[Dataset items]
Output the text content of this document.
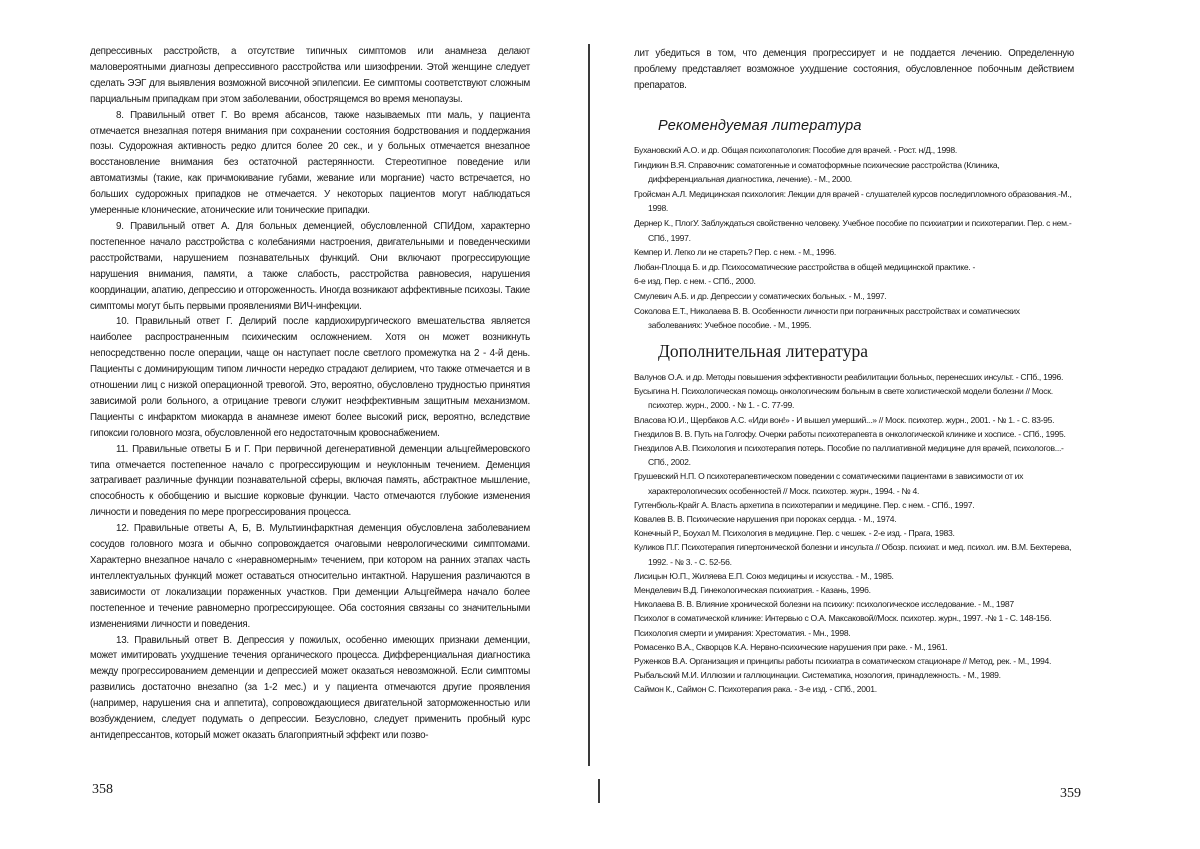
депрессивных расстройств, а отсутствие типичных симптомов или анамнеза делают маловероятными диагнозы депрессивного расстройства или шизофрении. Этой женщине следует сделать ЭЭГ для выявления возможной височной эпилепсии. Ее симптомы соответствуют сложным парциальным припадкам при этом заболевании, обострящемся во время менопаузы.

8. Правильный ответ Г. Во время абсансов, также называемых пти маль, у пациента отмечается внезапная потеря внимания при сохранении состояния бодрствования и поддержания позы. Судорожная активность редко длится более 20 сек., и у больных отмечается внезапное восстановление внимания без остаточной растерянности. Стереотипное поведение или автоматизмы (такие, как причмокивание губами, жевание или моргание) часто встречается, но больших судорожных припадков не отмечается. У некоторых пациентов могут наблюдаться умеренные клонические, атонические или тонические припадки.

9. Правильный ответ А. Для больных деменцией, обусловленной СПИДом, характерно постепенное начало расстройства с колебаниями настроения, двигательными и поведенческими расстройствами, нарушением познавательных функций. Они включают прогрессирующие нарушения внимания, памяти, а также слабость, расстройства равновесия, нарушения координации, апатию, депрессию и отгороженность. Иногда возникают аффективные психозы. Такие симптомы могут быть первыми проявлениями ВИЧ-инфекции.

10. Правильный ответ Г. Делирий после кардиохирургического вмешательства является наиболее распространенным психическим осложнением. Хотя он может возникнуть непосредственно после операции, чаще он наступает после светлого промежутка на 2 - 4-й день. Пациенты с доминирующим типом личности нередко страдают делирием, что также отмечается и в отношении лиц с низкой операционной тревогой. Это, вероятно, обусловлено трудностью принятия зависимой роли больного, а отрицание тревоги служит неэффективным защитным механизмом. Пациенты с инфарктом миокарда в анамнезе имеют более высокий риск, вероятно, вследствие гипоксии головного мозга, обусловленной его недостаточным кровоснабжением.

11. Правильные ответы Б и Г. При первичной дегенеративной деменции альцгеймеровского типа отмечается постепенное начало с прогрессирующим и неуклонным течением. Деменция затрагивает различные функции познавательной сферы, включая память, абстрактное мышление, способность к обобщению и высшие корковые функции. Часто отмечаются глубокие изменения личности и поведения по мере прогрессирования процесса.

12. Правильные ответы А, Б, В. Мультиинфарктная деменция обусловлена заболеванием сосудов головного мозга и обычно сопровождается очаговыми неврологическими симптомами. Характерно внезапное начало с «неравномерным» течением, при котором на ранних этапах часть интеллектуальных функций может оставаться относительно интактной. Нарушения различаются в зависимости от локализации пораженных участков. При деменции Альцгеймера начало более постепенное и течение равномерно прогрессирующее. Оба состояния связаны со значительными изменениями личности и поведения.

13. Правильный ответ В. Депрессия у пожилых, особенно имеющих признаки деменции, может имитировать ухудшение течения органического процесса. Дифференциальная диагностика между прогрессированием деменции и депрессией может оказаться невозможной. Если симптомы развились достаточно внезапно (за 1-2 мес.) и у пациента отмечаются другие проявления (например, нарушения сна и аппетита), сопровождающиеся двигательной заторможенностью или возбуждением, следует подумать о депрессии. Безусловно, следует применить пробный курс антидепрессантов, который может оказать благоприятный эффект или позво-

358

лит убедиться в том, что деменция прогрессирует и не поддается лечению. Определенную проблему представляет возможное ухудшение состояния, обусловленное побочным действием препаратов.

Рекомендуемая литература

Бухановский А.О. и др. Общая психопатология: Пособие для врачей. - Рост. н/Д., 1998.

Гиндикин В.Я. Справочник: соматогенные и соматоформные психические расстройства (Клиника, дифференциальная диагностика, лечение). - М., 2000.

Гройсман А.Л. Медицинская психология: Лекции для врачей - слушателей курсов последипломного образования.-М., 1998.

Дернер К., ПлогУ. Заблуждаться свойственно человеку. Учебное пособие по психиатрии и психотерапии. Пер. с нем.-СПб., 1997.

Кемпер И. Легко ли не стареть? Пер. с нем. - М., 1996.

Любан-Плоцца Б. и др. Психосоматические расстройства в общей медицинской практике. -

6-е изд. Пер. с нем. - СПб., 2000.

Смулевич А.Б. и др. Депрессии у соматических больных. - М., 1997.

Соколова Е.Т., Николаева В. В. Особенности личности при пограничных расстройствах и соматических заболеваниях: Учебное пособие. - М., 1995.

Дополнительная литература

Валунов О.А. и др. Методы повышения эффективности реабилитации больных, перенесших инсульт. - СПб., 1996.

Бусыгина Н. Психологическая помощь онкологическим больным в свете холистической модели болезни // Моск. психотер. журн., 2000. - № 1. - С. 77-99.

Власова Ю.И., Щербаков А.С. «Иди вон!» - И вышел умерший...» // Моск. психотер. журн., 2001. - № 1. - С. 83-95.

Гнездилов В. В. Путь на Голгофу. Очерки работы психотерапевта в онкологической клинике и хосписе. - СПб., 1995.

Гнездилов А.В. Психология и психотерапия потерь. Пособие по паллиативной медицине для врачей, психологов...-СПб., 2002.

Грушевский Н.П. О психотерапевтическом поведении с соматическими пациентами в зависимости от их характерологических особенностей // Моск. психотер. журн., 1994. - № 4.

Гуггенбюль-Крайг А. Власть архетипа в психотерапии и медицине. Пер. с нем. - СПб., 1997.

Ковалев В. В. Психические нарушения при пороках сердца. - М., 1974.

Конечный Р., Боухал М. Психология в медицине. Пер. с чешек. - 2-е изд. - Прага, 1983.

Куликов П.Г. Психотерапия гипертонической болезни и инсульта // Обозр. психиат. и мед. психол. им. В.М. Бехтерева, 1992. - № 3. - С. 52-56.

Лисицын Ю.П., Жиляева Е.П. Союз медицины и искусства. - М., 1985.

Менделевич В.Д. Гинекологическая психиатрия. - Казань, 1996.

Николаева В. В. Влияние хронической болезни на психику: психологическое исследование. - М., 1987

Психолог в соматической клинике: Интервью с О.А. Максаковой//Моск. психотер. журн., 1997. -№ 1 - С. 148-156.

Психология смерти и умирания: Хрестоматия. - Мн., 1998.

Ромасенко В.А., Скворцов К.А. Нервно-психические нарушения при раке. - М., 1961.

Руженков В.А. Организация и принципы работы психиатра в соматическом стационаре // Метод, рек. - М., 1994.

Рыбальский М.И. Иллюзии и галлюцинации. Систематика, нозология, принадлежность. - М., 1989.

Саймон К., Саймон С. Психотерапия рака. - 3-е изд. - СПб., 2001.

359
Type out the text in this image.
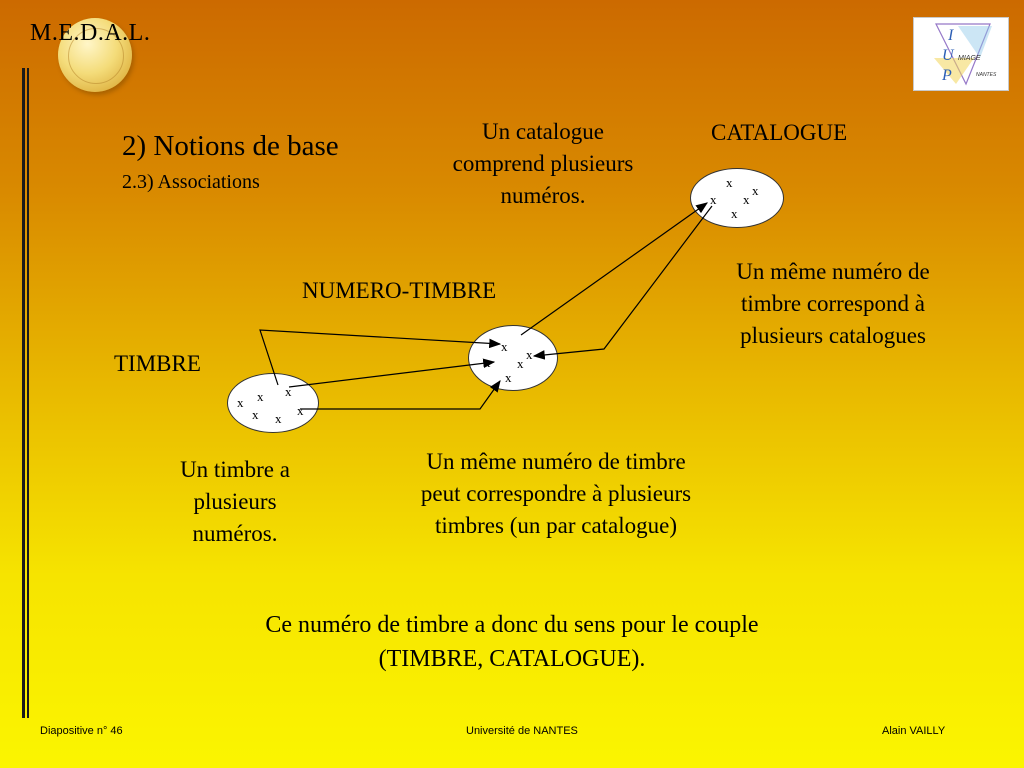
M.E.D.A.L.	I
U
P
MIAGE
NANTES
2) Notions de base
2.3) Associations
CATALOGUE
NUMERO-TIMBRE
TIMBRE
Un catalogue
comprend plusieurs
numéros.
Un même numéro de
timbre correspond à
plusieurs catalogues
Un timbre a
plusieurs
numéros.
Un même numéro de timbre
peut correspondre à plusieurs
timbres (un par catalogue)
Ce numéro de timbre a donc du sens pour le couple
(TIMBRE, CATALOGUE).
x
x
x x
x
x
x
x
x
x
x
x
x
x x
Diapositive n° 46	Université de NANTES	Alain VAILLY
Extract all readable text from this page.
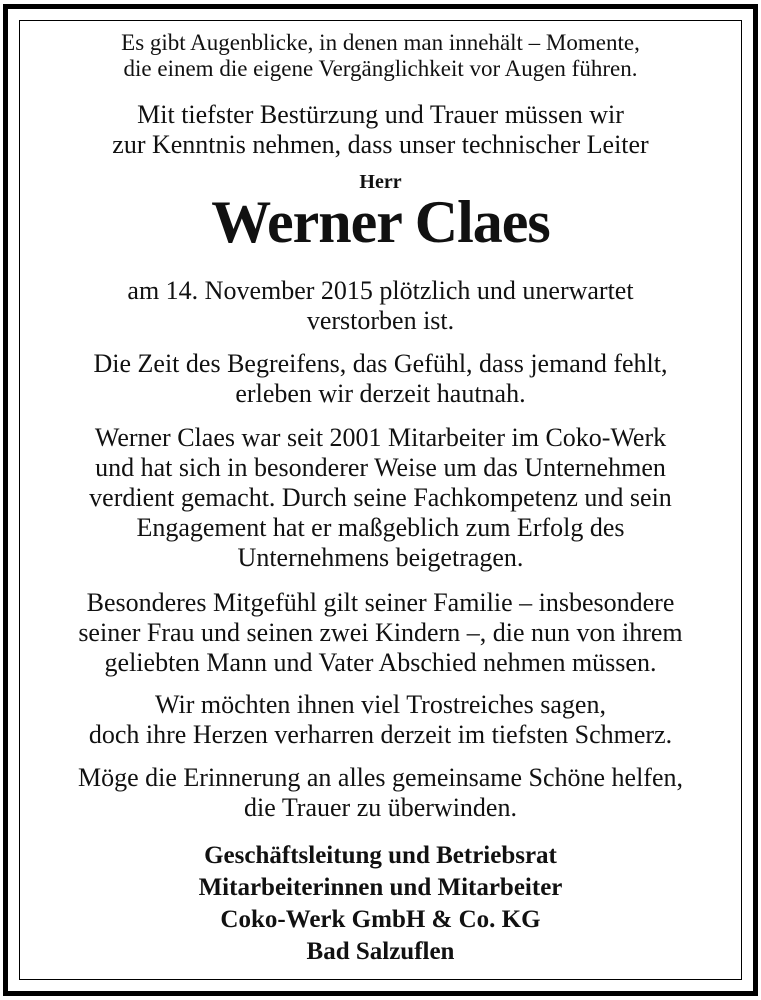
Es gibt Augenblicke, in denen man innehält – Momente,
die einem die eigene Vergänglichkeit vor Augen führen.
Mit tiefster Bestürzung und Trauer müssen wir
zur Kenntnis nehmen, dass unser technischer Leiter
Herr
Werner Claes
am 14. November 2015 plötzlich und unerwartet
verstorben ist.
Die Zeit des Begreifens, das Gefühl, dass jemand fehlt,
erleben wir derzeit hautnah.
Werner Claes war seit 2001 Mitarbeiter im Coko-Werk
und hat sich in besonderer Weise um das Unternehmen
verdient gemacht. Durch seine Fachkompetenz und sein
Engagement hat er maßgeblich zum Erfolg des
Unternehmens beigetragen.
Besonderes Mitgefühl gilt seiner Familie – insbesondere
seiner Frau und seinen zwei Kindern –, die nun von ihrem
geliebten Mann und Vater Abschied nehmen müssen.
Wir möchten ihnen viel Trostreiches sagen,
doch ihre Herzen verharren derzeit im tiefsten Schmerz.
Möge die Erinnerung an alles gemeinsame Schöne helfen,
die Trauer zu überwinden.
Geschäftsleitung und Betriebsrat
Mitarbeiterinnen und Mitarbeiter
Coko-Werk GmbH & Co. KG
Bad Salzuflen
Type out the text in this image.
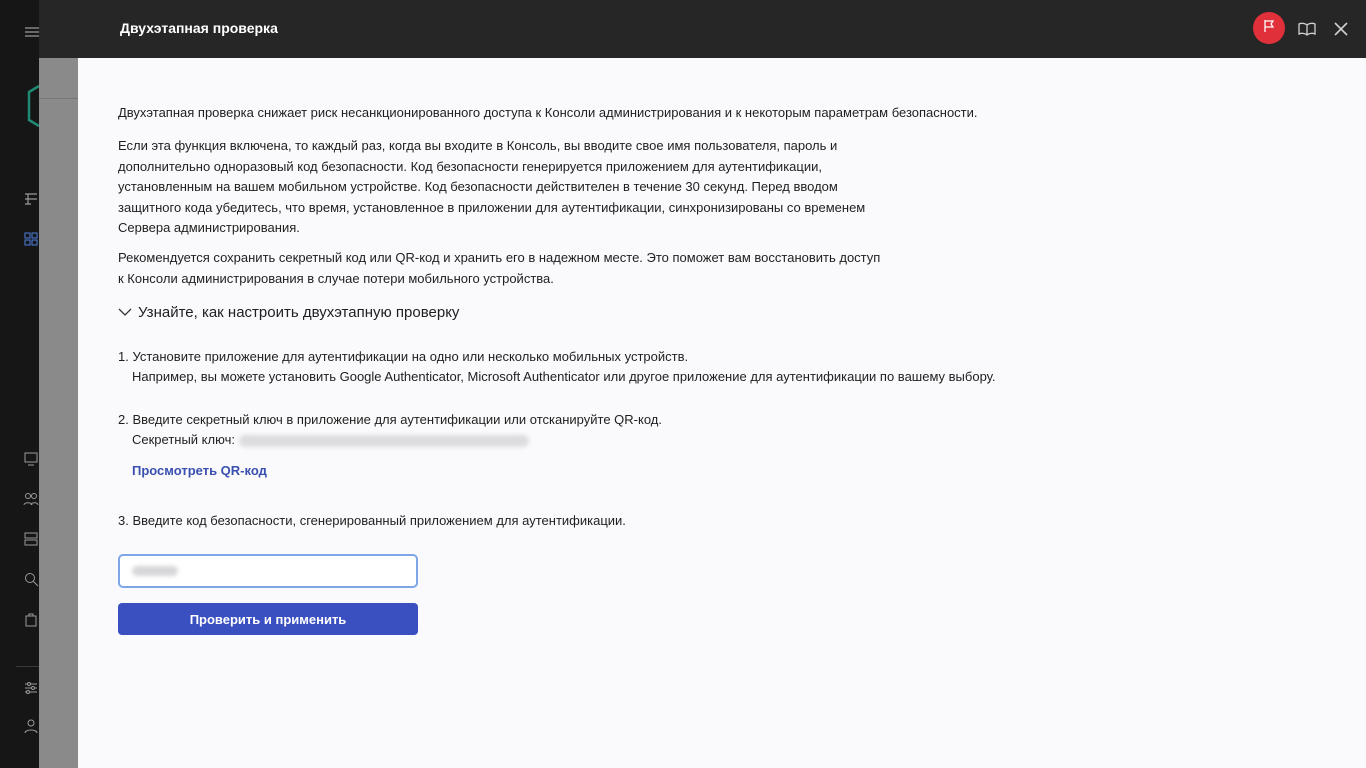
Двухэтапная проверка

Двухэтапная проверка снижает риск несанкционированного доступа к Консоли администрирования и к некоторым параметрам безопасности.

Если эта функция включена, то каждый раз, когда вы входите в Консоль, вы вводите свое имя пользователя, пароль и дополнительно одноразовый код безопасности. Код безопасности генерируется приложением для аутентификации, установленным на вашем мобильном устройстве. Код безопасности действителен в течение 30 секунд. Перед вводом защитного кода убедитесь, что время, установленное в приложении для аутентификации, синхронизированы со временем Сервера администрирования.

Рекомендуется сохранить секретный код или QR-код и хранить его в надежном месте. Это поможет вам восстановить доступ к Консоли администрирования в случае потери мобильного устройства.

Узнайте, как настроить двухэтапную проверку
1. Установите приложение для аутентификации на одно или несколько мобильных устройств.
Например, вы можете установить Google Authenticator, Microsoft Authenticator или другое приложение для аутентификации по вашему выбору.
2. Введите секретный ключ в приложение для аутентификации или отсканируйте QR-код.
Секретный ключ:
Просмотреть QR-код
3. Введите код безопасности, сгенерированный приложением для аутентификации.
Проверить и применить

EXERCISE> Find the string "приложением" in the entries above and return each line that holds it.

TASK SOLUTION>
Если эта функция включена, то каждый раз, когда вы входите в Консоль, вы вводите свое имя пользователя, пароль и дополнительно одноразовый код безопасности. Код безопасности генерируется приложением для аутентификации, установленным на вашем мобильном устройстве. Код безопасности действителен в течение 30 секунд. Перед вводом защитного кода убедитесь, что время, установленное в приложении для аутентификации, синхронизированы со временем Сервера администрирования.
3. Введите код безопасности, сгенерированный приложением для аутентификации.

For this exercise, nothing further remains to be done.